_Request_
Each entry in the listing below should be restated word for word.

>> Begin

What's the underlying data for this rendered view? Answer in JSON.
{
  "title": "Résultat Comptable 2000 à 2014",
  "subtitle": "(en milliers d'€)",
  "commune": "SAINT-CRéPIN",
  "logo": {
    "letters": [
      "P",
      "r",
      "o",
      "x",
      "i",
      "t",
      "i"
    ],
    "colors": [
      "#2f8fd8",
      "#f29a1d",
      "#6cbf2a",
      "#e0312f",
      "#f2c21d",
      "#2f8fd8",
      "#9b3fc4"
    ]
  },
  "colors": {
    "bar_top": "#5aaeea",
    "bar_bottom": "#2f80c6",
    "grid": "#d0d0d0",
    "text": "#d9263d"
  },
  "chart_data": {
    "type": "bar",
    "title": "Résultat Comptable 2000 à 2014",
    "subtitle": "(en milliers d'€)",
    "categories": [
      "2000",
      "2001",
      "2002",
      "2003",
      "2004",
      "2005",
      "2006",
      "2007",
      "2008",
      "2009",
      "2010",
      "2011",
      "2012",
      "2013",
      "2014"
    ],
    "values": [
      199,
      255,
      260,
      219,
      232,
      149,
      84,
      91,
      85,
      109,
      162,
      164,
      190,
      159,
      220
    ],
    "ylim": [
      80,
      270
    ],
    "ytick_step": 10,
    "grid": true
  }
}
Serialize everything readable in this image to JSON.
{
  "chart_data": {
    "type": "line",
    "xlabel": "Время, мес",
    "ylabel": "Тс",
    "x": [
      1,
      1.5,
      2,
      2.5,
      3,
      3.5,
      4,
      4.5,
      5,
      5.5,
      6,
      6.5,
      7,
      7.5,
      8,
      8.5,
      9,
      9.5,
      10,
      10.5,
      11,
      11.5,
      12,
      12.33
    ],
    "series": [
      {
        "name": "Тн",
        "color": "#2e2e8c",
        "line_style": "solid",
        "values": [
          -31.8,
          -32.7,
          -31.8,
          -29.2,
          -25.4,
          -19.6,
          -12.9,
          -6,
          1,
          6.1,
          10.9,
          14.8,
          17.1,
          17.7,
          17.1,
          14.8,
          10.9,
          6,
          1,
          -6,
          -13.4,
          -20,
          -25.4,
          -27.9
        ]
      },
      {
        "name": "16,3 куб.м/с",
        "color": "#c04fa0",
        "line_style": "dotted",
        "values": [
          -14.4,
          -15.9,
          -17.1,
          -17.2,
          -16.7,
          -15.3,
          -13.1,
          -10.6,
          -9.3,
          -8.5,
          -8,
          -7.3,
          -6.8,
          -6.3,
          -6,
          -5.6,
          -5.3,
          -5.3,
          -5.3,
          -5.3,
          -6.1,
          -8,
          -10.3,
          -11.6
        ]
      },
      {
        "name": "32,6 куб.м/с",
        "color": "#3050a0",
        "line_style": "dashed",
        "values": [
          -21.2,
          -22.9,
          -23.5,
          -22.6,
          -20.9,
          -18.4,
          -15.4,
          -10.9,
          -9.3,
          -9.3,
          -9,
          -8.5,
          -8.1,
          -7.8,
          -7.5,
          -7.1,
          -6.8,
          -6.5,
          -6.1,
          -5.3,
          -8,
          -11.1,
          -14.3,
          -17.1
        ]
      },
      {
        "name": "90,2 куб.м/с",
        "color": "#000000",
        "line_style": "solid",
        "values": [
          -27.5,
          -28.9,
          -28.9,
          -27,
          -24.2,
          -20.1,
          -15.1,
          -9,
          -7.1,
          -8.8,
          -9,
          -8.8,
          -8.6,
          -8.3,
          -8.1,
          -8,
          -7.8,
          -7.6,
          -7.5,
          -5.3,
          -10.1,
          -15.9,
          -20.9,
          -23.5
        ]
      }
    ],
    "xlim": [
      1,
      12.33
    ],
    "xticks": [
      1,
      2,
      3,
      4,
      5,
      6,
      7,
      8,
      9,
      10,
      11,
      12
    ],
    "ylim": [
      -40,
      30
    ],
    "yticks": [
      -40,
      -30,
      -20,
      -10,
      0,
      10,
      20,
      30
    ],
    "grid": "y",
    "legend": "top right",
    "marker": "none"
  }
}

>> End

_Complete answer_
What's the underlying data for this rendered view? Answer in JSON.
{
  "title": "Résultat Comptable 2000 à 2014",
  "subtitle": "(en milliers d'€)",
  "commune": "SAINT-CRéPIN",
  "logo": {
    "letters": [
      "P",
      "r",
      "o",
      "x",
      "i",
      "t",
      "i"
    ],
    "colors": [
      "#2f8fd8",
      "#f29a1d",
      "#6cbf2a",
      "#e0312f",
      "#f2c21d",
      "#2f8fd8",
      "#9b3fc4"
    ]
  },
  "colors": {
    "bar_top": "#5aaeea",
    "bar_bottom": "#2f80c6",
    "grid": "#d0d0d0",
    "text": "#d9263d"
  },
  "chart_data": {
    "type": "bar",
    "title": "Résultat Comptable 2000 à 2014",
    "subtitle": "(en milliers d'€)",
    "categories": [
      "2000",
      "2001",
      "2002",
      "2003",
      "2004",
      "2005",
      "2006",
      "2007",
      "2008",
      "2009",
      "2010",
      "2011",
      "2012",
      "2013",
      "2014"
    ],
    "values": [
      199,
      255,
      260,
      219,
      232,
      149,
      84,
      91,
      85,
      109,
      162,
      164,
      190,
      159,
      220
    ],
    "ylim": [
      80,
      270
    ],
    "ytick_step": 10,
    "grid": true
  }
}
Serialize everything readable in this image to JSON.
{
  "chart_data": {
    "type": "line",
    "xlabel": "Время, мес",
    "ylabel": "Тс",
    "x": [
      1,
      1.5,
      2,
      2.5,
      3,
      3.5,
      4,
      4.5,
      5,
      5.5,
      6,
      6.5,
      7,
      7.5,
      8,
      8.5,
      9,
      9.5,
      10,
      10.5,
      11,
      11.5,
      12,
      12.33
    ],
    "series": [
      {
        "name": "Тн",
        "color": "#2e2e8c",
        "line_style": "solid",
        "values": [
          -31.8,
          -32.7,
          -31.8,
          -29.2,
          -25.4,
          -19.6,
          -12.9,
          -6,
          1,
          6.1,
          10.9,
          14.8,
          17.1,
          17.7,
          17.1,
          14.8,
          10.9,
          6,
          1,
          -6,
          -13.4,
          -20,
          -25.4,
          -27.9
        ]
      },
      {
        "name": "16,3 куб.м/с",
        "color": "#c04fa0",
        "line_style": "dotted",
        "values": [
          -14.4,
          -15.9,
          -17.1,
          -17.2,
          -16.7,
          -15.3,
          -13.1,
          -10.6,
          -9.3,
          -8.5,
          -8,
          -7.3,
          -6.8,
          -6.3,
          -6,
          -5.6,
          -5.3,
          -5.3,
          -5.3,
          -5.3,
          -6.1,
          -8,
          -10.3,
          -11.6
        ]
      },
      {
        "name": "32,6 куб.м/с",
        "color": "#3050a0",
        "line_style": "dashed",
        "values": [
          -21.2,
          -22.9,
          -23.5,
          -22.6,
          -20.9,
          -18.4,
          -15.4,
          -10.9,
          -9.3,
          -9.3,
          -9,
          -8.5,
          -8.1,
          -7.8,
          -7.5,
          -7.1,
          -6.8,
          -6.5,
          -6.1,
          -5.3,
          -8,
          -11.1,
          -14.3,
          -17.1
        ]
      },
      {
        "name": "90,2 куб.м/с",
        "color": "#000000",
        "line_style": "solid",
        "values": [
          -27.5,
          -28.9,
          -28.9,
          -27,
          -24.2,
          -20.1,
          -15.1,
          -9,
          -7.1,
          -8.8,
          -9,
          -8.8,
          -8.6,
          -8.3,
          -8.1,
          -8,
          -7.8,
          -7.6,
          -7.5,
          -5.3,
          -10.1,
          -15.9,
          -20.9,
          -23.5
        ]
      }
    ],
    "xlim": [
      1,
      12.33
    ],
    "xticks": [
      1,
      2,
      3,
      4,
      5,
      6,
      7,
      8,
      9,
      10,
      11,
      12
    ],
    "ylim": [
      -40,
      30
    ],
    "yticks": [
      -40,
      -30,
      -20,
      -10,
      0,
      10,
      20,
      30
    ],
    "grid": "y",
    "legend": "top right",
    "marker": "none"
  }
}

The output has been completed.